------ THE RECORDS

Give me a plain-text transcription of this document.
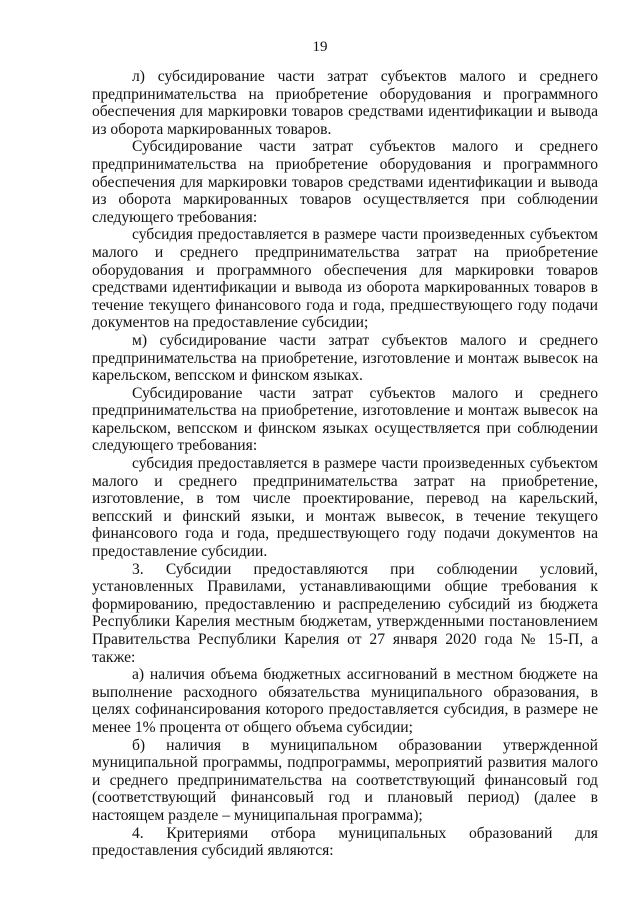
19

л) субсидирование части затрат субъектов малого и среднего предпринимательства на приобретение оборудования и программного обеспечения для маркировки товаров средствами идентификации и вывода из оборота маркированных товаров.

Субсидирование части затрат субъектов малого и среднего предпринимательства на приобретение оборудования и программного обеспечения для маркировки товаров средствами идентификации и вывода из оборота маркированных товаров осуществляется при соблюдении следующего требования:

субсидия предоставляется в размере части произведенных субъектом малого и среднего предпринимательства затрат на приобретение оборудования и программного обеспечения для маркировки товаров средствами идентификации и вывода из оборота маркированных товаров в течение текущего финансового года и года, предшествующего году подачи документов на предоставление субсидии;

м) субсидирование части затрат субъектов малого и среднего предпринимательства на приобретение, изготовление и монтаж вывесок на карельском, вепсском и финском языках.

Субсидирование части затрат субъектов малого и среднего предпринимательства на приобретение, изготовление и монтаж вывесок на карельском, вепсском и финском языках осуществляется при соблюдении следующего требования:

субсидия предоставляется в размере части произведенных субъектом малого и среднего предпринимательства затрат на приобретение, изготовление, в том числе проектирование, перевод на карельский, вепсский и финский языки, и монтаж вывесок, в течение текущего финансового года и года, предшествующего году подачи документов на предоставление субсидии.

3. Субсидии предоставляются при соблюдении условий, установленных Правилами, устанавливающими общие требования к формированию, предоставлению и распределению субсидий из бюджета Республики Карелия местным бюджетам, утвержденными постановлением Правительства Республики Карелия от 27 января 2020 года № 15-П, а также:

а) наличия объема бюджетных ассигнований в местном бюджете на выполнение расходного обязательства муниципального образования, в целях софинансирования которого предоставляется субсидия, в размере не менее 1% процента от общего объема субсидии;

б) наличия в муниципальном образовании утвержденной муниципальной программы, подпрограммы, мероприятий развития малого и среднего предпринимательства на соответствующий финансовый год (соответствующий финансовый год и плановый период) (далее в настоящем разделе – муниципальная программа);

4. Критериями отбора муниципальных образований для предоставления субсидий являются:
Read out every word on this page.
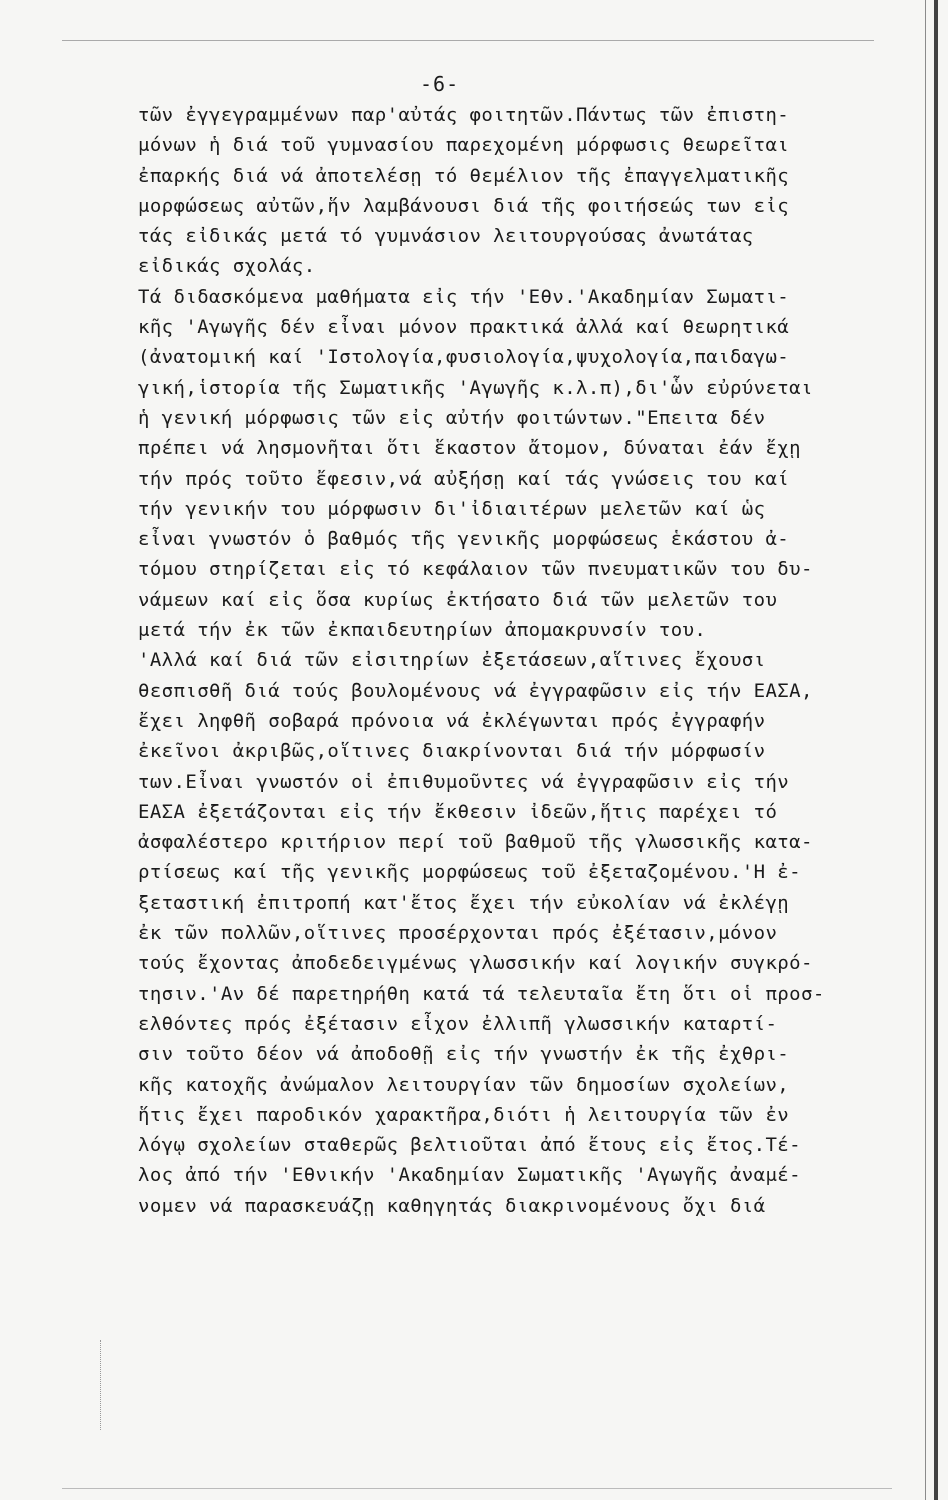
-6-
τῶν ἐγγεγραμμένων παρ'αὐτάς φοιτητῶν.Πάντως τῶν ἐπιστη-
μόνων ἡ διά τοῦ γυμνασίου παρεχομένη μόρφωσις θεωρεῖται
ἐπαρκής διά νά ἀποτελέσῃ τό θεμέλιον τῆς ἐπαγγελματικῆς
μορφώσεως αὐτῶν,ἥν λαμβάνουσι διά τῆς φοιτήσεώς των εἰς
τάς εἰδικάς μετά τό γυμνάσιον λειτουργούσας ἀνωτάτας
εἰδικάς σχολάς.
Τά διδασκόμενα μαθήματα εἰς τήν 'Εθν.'Ακαδημίαν Σωματι-
κῆς 'Αγωγῆς δέν εἶναι μόνον πρακτικά ἀλλά καί θεωρητικά
(ἀνατομική καί 'Ιστολογία,φυσιολογία,ψυχολογία,παιδαγω-
γική,ἱστορία τῆς Σωματικῆς 'Αγωγῆς κ.λ.π),δι'ὧν εὐρύνεται
ἡ γενική μόρφωσις τῶν εἰς αὐτήν φοιτώντων."Επειτα δέν
πρέπει νά λησμονῆται ὅτι ἕκαστον ἄτομον, δύναται ἐάν ἔχῃ
τήν πρός τοῦτο ἔφεσιν,νά αὐξήσῃ καί τάς γνώσεις του καί
τήν γενικήν του μόρφωσιν δι'ἰδιαιτέρων μελετῶν καί ὡς
εἶναι γνωστόν ὁ βαθμός τῆς γενικῆς μορφώσεως ἑκάστου ἀ-
τόμου στηρίζεται εἰς τό κεφάλαιον τῶν πνευματικῶν του δυ-
νάμεων καί εἰς ὅσα κυρίως ἐκτήσατο διά τῶν μελετῶν του
μετά τήν ἐκ τῶν ἐκπαιδευτηρίων ἀπομακρυνσίν του.
'Αλλά καί διά τῶν εἰσιτηρίων ἐξετάσεων,αἵτινες ἔχουσι
θεσπισθῆ διά τούς βουλομένους νά ἐγγραφῶσιν εἰς τήν ΕΑΣΑ,
ἔχει ληφθῆ σοβαρά πρόνοια νά ἐκλέγωνται πρός ἐγγραφήν
ἐκεῖνοι ἀκριβῶς,οἵτινες διακρίνονται διά τήν μόρφωσίν
των.Εἶναι γνωστόν οἱ ἐπιθυμοῦντες νά ἐγγραφῶσιν εἰς τήν
ΕΑΣΑ ἐξετάζονται εἰς τήν ἔκθεσιν ἰδεῶν,ἥτις παρέχει τό
ἀσφαλέστερο κριτήριον περί τοῦ βαθμοῦ τῆς γλωσσικῆς κατα-
ρτίσεως καί τῆς γενικῆς μορφώσεως τοῦ ἐξεταζομένου.'Η ἐ-
ξεταστική ἐπιτροπή κατ'ἔτος ἔχει τήν εὐκολίαν νά ἐκλέγῃ
ἐκ τῶν πολλῶν,οἵτινες προσέρχονται πρός ἐξέτασιν,μόνον
τούς ἔχοντας ἀποδεδειγμένως γλωσσικήν καί λογικήν συγκρό-
τησιν.'Αν δέ παρετηρήθη κατά τά τελευταῖα ἔτη ὅτι οἱ προσ-
ελθόντες πρός ἐξέτασιν εἶχον ἐλλιπῆ γλωσσικήν καταρτί-
σιν τοῦτο δέον νά ἀποδοθῇ εἰς τήν γνωστήν ἐκ τῆς ἐχθρι-
κῆς κατοχῆς ἀνώμαλον λειτουργίαν τῶν δημοσίων σχολείων,
ἥτις ἔχει παροδικόν χαρακτῆρα,διότι ἡ λειτουργία τῶν ἐν
λόγῳ σχολείων σταθερῶς βελτιοῦται ἀπό ἔτους εἰς ἔτος.Τέ-
λος ἀπό τήν 'Εθνικήν 'Ακαδημίαν Σωματικῆς 'Αγωγῆς ἀναμέ-
νομεν νά παρασκευάζῃ καθηγητάς διακρινομένους ὄχι διά
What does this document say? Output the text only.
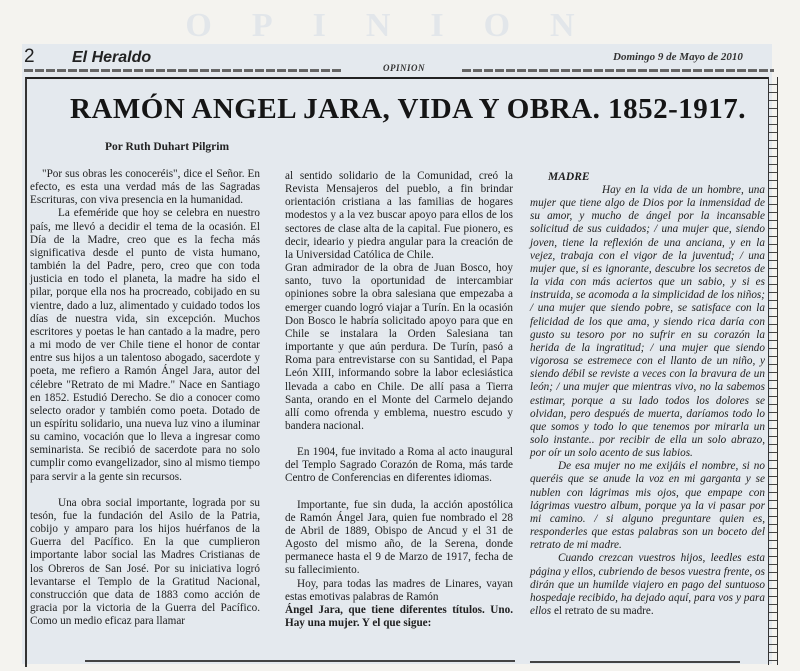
OPINION
2 El Heraldo
OPINION
Domingo 9 de Mayo de 2010
RAMÓN ANGEL JARA, VIDA Y OBRA. 1852-1917.
Por Ruth Duhart Pilgrim

"Por sus obras les conoceréis", dice el Señor. En efecto, es esta una verdad más de las Sagradas Escrituras, con viva presencia en la humanidad.

La efeméride que hoy se celebra en nuestro país, me llevó a decidir el tema de la ocasión. El Día de la Madre, creo que es la fecha más significativa desde el punto de vista humano, también la del Padre, pero, creo que con toda justicia en todo el planeta, la madre ha sido el pilar, porque ella nos ha procreado, cobijado en su vientre, dado a luz, alimentado y cuidado todos los días de nuestra vida, sin excepción. Muchos escritores y poetas le han cantado a la madre, pero a mi modo de ver Chile tiene el honor de contar entre sus hijos a un talentoso abogado, sacerdote y poeta, me refiero a Ramón Ángel Jara, autor del célebre "Retrato de mi Madre." Nace en Santiago en 1852. Estudió Derecho. Se dio a conocer como selecto orador y también como poeta. Dotado de un espíritu solidario, una nueva luz vino a iluminar su camino, vocación que lo lleva a ingresar como seminarista. Se recibió de sacerdote para no solo cumplir como evangelizador, sino al mismo tiempo para servir a la gente sin recursos.

Una obra social importante, lograda por su tesón, fue la fundación del Asilo de la Patria, cobijo y amparo para los hijos huérfanos de la Guerra del Pacífico. En la que cumplieron importante labor social las Madres Cristianas de los Obreros de San José. Por su iniciativa logró levantarse el Templo de la Gratitud Nacional, construcción que data de 1883 como acción de gracia por la victoria de la Guerra del Pacífico. Como un medio eficaz para llamar

al sentido solidario de la Comunidad, creó la Revista Mensajeros del pueblo, a fin brindar orientación cristiana a las familias de hogares modestos y a la vez buscar apoyo para ellos de los sectores de clase alta de la capital. Fue pionero, es decir, ideario y piedra angular para la creación de la Universidad Católica de Chile.

Gran admirador de la obra de Juan Bosco, hoy santo, tuvo la oportunidad de intercambiar opiniones sobre la obra salesiana que empezaba a emerger cuando logró viajar a Turín. En la ocasión Don Bosco le habría solicitado apoyo para que en Chile se instalara la Orden Salesiana tan importante y que aún perdura. De Turín, pasó a Roma para entrevistarse con su Santidad, el Papa León XIII, informando sobre la labor eclesiástica llevada a cabo en Chile. De allí pasa a Tierra Santa, orando en el Monte del Carmelo dejando allí como ofrenda y emblema, nuestro escudo y bandera nacional.

En 1904, fue invitado a Roma al acto inaugural del Templo Sagrado Corazón de Roma, más tarde Centro de Conferencias en diferentes idiomas.

Importante, fue sin duda, la acción apostólica de Ramón Ángel Jara, quien fue nombrado el 28 de Abril de 1889, Obispo de Ancud y el 31 de Agosto del mismo año, de la Serena, donde permanece hasta el 9 de Marzo de 1917, fecha de su fallecimiento.

Hoy, para todas las madres de Linares, vayan estas emotivas palabras de Ramón

Ángel Jara, que tiene diferentes títulos. Uno. Hay una mujer. Y el que sigue:

MADRE

Hay en la vida de un hombre, una mujer que tiene algo de Dios por la inmensidad de su amor, y mucho de ángel por la incansable solicitud de sus cuidados; / una mujer que, siendo joven, tiene la reflexión de una anciana, y en la vejez, trabaja con el vigor de la juventud; / una mujer que, si es ignorante, descubre los secretos de la vida con más aciertos que un sabio, y si es instruida, se acomoda a la simplicidad de los niños; / una mujer que siendo pobre, se satisface con la felicidad de los que ama, y siendo rica daría con gusto su tesoro por no sufrir en su corazón la herida de la ingratitud; / una mujer que siendo vigorosa se estremece con el llanto de un niño, y siendo débil se reviste a veces con la bravura de un león; / una mujer que mientras vivo, no la sabemos estimar, porque a su lado todos los dolores se olvidan, pero después de muerta, daríamos todo lo que somos y todo lo que tenemos por mirarla un solo instante.. por recibir de ella un solo abrazo, por oír un solo acento de sus labios.

De esa mujer no me exijáis el nombre, si no queréis que se anude la voz en mi garganta y se nublen con lágrimas mis ojos, que empape con lágrimas vuestro album, porque ya la vi pasar por mi camino. / si alguno preguntare quien es, responderles que estas palabras son un boceto del retrato de mi madre.

Cuando crezcan vuestros hijos, leedles esta página y ellos, cubriendo de besos vuestra frente, os dirán que un humilde viajero en pago del suntuoso hospedaje recibido, ha dejado aquí, para vos y para ellos el retrato de su madre.
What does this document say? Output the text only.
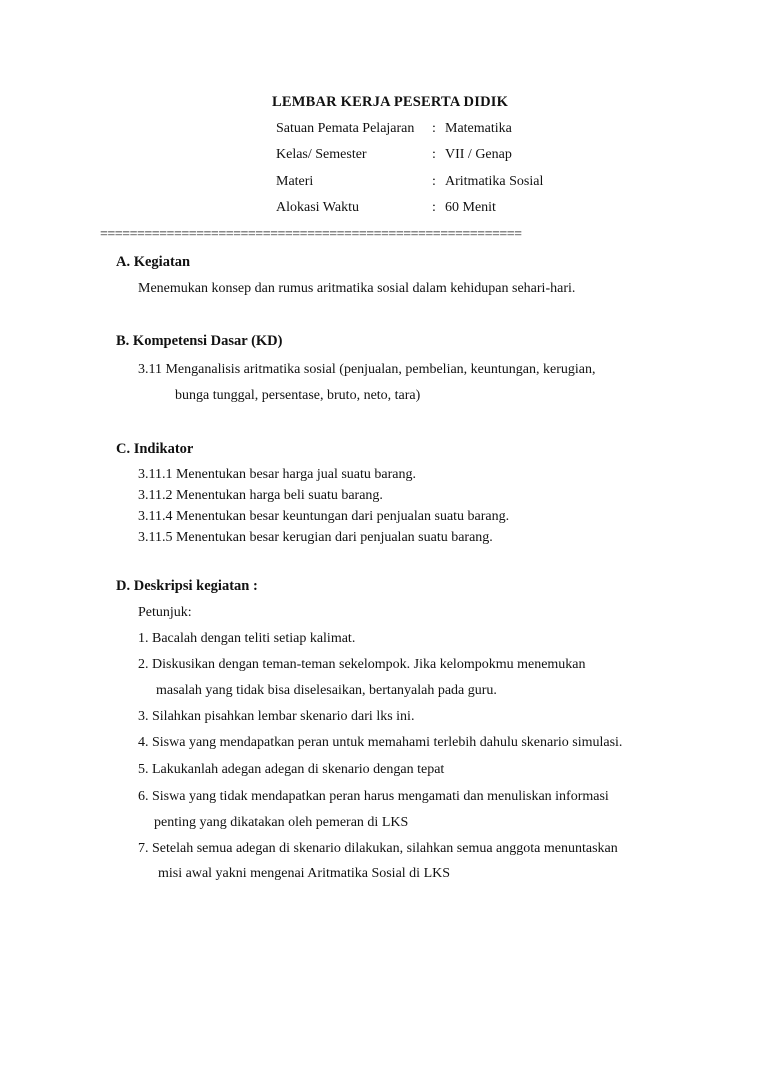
LEMBAR KERJA PESERTA DIDIK
Satuan Pemata Pelajaran : Matematika
Kelas/ Semester	: VII / Genap
Materi	: Aritmatika Sosial
Alokasi Waktu	: 60 Menit
=========================================================
A. Kegiatan
Menemukan konsep dan rumus aritmatika sosial dalam kehidupan sehari-hari.
B. Kompetensi Dasar (KD)
3.11 Menganalisis aritmatika sosial (penjualan, pembelian, keuntungan, kerugian,
bunga tunggal, persentase, bruto, neto, tara)
C. Indikator
3.11.1 Menentukan besar harga jual suatu barang.
3.11.2 Menentukan harga beli suatu barang.
3.11.4 Menentukan besar keuntungan dari penjualan suatu barang.
3.11.5 Menentukan besar kerugian dari penjualan suatu barang.
D. Deskripsi kegiatan :
Petunjuk:
1. Bacalah dengan teliti setiap kalimat.
2. Diskusikan dengan teman-teman sekelompok. Jika kelompokmu menemukan
masalah yang tidak bisa diselesaikan, bertanyalah pada guru.
3. Silahkan pisahkan lembar skenario dari lks ini.
4. Siswa yang mendapatkan peran untuk memahami terlebih dahulu skenario simulasi.
5. Lakukanlah adegan adegan di skenario dengan tepat
6. Siswa yang tidak mendapatkan peran harus mengamati dan menuliskan informasi
penting yang dikatakan oleh pemeran di LKS
7. Setelah semua adegan di skenario dilakukan, silahkan semua anggota menuntaskan
misi awal yakni mengenai Aritmatika Sosial di LKS
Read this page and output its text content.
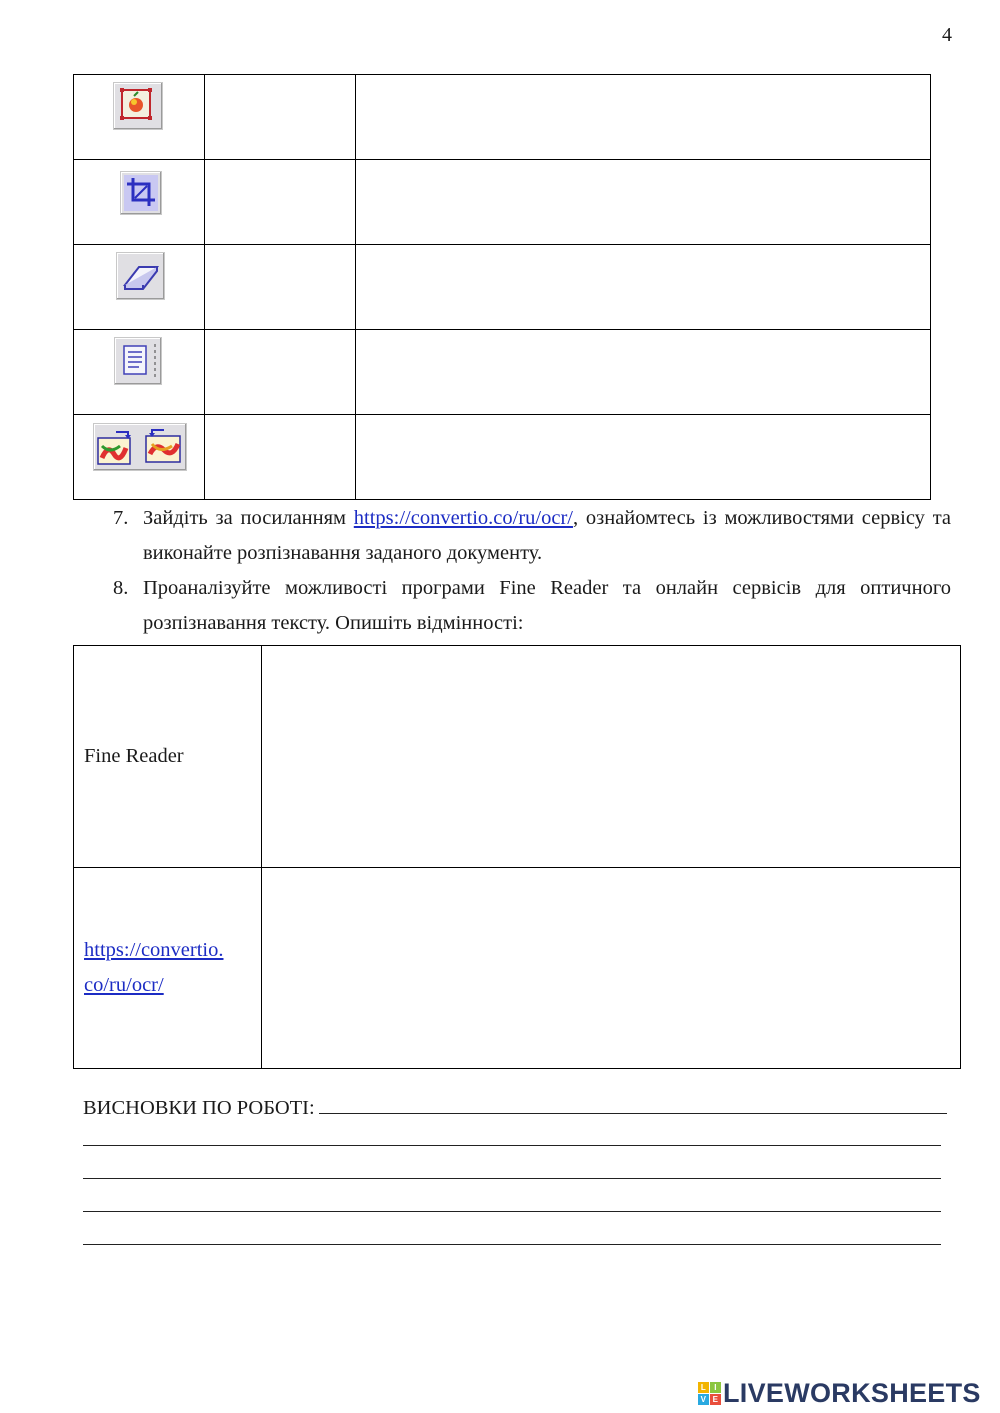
4

7. Зайдіть за посиланням https://convertio.co/ru/ocr/, ознайомтесь із можливостями сервісу та виконайте розпізнавання заданого документу.
8. Проаналізуйте можливості програми Fine Reader та онлайн сервісів для оптичного розпізнавання тексту. Опишіть відмінності:
Fine Reader	
https://convertio.
co/ru/ocr/	
ВИСНОВКИ ПО РОБОТІ:
L	I
V E LIVEWORKSHEETS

------------

-- WHAT IS NEEDED --
Using the listing, copy every line where the word "Ακαδημίαν" shows up.

-- REPLY TO THE EXERCISE --
Τά διδασκόμενα μαθήματα εἰς τήν 'Εθν.'Ακαδημίαν Σωματι-
λος ἀπό τήν 'Εθνικήν 'Ακαδημίαν Σωματικῆς 'Αγωγῆς ἀναμέ-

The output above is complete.